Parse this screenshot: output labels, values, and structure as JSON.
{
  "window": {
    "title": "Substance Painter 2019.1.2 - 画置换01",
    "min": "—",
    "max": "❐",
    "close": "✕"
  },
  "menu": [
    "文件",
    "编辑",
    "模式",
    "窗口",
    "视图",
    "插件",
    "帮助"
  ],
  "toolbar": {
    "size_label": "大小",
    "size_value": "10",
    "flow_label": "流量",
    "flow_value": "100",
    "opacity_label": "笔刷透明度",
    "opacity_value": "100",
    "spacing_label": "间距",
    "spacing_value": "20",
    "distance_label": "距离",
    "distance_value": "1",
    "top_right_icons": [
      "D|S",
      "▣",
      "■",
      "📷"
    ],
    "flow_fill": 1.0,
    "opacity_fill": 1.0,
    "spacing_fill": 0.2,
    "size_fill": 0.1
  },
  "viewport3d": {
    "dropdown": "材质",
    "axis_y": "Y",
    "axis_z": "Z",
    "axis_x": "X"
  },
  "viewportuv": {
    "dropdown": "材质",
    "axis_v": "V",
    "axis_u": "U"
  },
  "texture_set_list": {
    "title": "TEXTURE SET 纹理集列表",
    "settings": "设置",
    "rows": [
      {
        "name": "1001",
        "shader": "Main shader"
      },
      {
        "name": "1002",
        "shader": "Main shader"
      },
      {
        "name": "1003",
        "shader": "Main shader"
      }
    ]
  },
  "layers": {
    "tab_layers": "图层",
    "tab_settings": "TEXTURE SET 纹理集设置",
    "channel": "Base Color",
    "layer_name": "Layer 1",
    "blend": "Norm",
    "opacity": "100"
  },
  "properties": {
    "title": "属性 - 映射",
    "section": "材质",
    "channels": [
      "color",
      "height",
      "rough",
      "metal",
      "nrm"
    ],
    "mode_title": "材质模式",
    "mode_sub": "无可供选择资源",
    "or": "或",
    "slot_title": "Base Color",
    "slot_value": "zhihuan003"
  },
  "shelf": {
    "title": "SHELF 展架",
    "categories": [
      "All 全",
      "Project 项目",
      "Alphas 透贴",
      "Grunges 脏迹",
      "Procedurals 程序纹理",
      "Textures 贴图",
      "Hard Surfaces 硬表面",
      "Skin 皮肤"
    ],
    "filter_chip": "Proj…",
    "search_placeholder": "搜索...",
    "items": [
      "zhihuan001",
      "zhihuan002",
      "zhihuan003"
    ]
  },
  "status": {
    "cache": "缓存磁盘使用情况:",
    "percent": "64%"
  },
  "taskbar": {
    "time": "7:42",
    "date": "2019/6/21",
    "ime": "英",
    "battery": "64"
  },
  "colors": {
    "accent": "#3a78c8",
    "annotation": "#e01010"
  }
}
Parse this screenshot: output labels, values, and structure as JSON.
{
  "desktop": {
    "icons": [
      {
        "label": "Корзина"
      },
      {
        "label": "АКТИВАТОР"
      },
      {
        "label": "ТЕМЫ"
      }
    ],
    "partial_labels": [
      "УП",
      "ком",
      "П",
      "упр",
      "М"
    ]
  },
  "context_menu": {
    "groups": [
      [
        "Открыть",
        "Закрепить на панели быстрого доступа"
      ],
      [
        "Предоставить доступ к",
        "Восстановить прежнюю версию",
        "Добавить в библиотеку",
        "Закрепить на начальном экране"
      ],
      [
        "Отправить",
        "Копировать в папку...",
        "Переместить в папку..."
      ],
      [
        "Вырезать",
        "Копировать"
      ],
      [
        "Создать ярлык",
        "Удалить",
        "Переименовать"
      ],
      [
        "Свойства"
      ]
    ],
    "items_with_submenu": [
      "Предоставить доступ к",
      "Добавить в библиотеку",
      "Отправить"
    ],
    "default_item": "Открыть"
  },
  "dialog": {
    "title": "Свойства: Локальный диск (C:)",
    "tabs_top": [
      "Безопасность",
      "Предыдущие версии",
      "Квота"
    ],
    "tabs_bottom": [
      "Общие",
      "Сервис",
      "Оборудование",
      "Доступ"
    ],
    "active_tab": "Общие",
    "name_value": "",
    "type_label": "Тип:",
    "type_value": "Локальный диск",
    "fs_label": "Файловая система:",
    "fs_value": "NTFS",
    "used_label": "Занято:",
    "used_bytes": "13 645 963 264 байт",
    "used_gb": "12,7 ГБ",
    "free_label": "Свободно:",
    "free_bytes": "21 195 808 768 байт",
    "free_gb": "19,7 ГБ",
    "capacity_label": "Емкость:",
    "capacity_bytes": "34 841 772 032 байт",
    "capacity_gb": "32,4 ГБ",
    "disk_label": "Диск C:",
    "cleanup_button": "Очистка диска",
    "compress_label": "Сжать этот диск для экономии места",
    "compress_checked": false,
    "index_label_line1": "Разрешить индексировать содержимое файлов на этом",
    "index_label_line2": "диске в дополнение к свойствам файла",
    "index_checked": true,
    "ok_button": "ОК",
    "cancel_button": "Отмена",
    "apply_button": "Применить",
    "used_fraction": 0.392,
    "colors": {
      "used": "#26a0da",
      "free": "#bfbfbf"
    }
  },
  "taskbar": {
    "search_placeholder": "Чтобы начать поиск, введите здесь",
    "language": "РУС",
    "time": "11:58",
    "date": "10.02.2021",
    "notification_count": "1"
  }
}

--

* Exercise prompt: Copy the records above exactly.

* Written solution:
Parse this screenshot: output labels, values, and structure as JSON.
{
  "window": {
    "title": "Substance Painter 2019.1.2 - 画置换01",
    "min": "—",
    "max": "❐",
    "close": "✕"
  },
  "menu": [
    "文件",
    "编辑",
    "模式",
    "窗口",
    "视图",
    "插件",
    "帮助"
  ],
  "toolbar": {
    "size_label": "大小",
    "size_value": "10",
    "flow_label": "流量",
    "flow_value": "100",
    "opacity_label": "笔刷透明度",
    "opacity_value": "100",
    "spacing_label": "间距",
    "spacing_value": "20",
    "distance_label": "距离",
    "distance_value": "1",
    "top_right_icons": [
      "D|S",
      "▣",
      "■",
      "📷"
    ],
    "flow_fill": 1.0,
    "opacity_fill": 1.0,
    "spacing_fill": 0.2,
    "size_fill": 0.1
  },
  "viewport3d": {
    "dropdown": "材质",
    "axis_y": "Y",
    "axis_z": "Z",
    "axis_x": "X"
  },
  "viewportuv": {
    "dropdown": "材质",
    "axis_v": "V",
    "axis_u": "U"
  },
  "texture_set_list": {
    "title": "TEXTURE SET 纹理集列表",
    "settings": "设置",
    "rows": [
      {
        "name": "1001",
        "shader": "Main shader"
      },
      {
        "name": "1002",
        "shader": "Main shader"
      },
      {
        "name": "1003",
        "shader": "Main shader"
      }
    ]
  },
  "layers": {
    "tab_layers": "图层",
    "tab_settings": "TEXTURE SET 纹理集设置",
    "channel": "Base Color",
    "layer_name": "Layer 1",
    "blend": "Norm",
    "opacity": "100"
  },
  "properties": {
    "title": "属性 - 映射",
    "section": "材质",
    "channels": [
      "color",
      "height",
      "rough",
      "metal",
      "nrm"
    ],
    "mode_title": "材质模式",
    "mode_sub": "无可供选择资源",
    "or": "或",
    "slot_title": "Base Color",
    "slot_value": "zhihuan003"
  },
  "shelf": {
    "title": "SHELF 展架",
    "categories": [
      "All 全",
      "Project 项目",
      "Alphas 透贴",
      "Grunges 脏迹",
      "Procedurals 程序纹理",
      "Textures 贴图",
      "Hard Surfaces 硬表面",
      "Skin 皮肤"
    ],
    "filter_chip": "Proj…",
    "search_placeholder": "搜索...",
    "items": [
      "zhihuan001",
      "zhihuan002",
      "zhihuan003"
    ]
  },
  "status": {
    "cache": "缓存磁盘使用情况:",
    "percent": "64%"
  },
  "taskbar": {
    "time": "7:42",
    "date": "2019/6/21",
    "ime": "英",
    "battery": "64"
  },
  "colors": {
    "accent": "#3a78c8",
    "annotation": "#e01010"
  }
}
Parse this screenshot: output labels, values, and structure as JSON.
{
  "desktop": {
    "icons": [
      {
        "label": "Корзина"
      },
      {
        "label": "АКТИВАТОР"
      },
      {
        "label": "ТЕМЫ"
      }
    ],
    "partial_labels": [
      "УП",
      "ком",
      "П",
      "упр",
      "М"
    ]
  },
  "context_menu": {
    "groups": [
      [
        "Открыть",
        "Закрепить на панели быстрого доступа"
      ],
      [
        "Предоставить доступ к",
        "Восстановить прежнюю версию",
        "Добавить в библиотеку",
        "Закрепить на начальном экране"
      ],
      [
        "Отправить",
        "Копировать в папку...",
        "Переместить в папку..."
      ],
      [
        "Вырезать",
        "Копировать"
      ],
      [
        "Создать ярлык",
        "Удалить",
        "Переименовать"
      ],
      [
        "Свойства"
      ]
    ],
    "items_with_submenu": [
      "Предоставить доступ к",
      "Добавить в библиотеку",
      "Отправить"
    ],
    "default_item": "Открыть"
  },
  "dialog": {
    "title": "Свойства: Локальный диск (C:)",
    "tabs_top": [
      "Безопасность",
      "Предыдущие версии",
      "Квота"
    ],
    "tabs_bottom": [
      "Общие",
      "Сервис",
      "Оборудование",
      "Доступ"
    ],
    "active_tab": "Общие",
    "name_value": "",
    "type_label": "Тип:",
    "type_value": "Локальный диск",
    "fs_label": "Файловая система:",
    "fs_value": "NTFS",
    "used_label": "Занято:",
    "used_bytes": "13 645 963 264 байт",
    "used_gb": "12,7 ГБ",
    "free_label": "Свободно:",
    "free_bytes": "21 195 808 768 байт",
    "free_gb": "19,7 ГБ",
    "capacity_label": "Емкость:",
    "capacity_bytes": "34 841 772 032 байт",
    "capacity_gb": "32,4 ГБ",
    "disk_label": "Диск C:",
    "cleanup_button": "Очистка диска",
    "compress_label": "Сжать этот диск для экономии места",
    "compress_checked": false,
    "index_label_line1": "Разрешить индексировать содержимое файлов на этом",
    "index_label_line2": "диске в дополнение к свойствам файла",
    "index_checked": true,
    "ok_button": "ОК",
    "cancel_button": "Отмена",
    "apply_button": "Применить",
    "used_fraction": 0.392,
    "colors": {
      "used": "#26a0da",
      "free": "#bfbfbf"
    }
  },
  "taskbar": {
    "search_placeholder": "Чтобы начать поиск, введите здесь",
    "language": "РУС",
    "time": "11:58",
    "date": "10.02.2021",
    "notification_count": "1"
  }
}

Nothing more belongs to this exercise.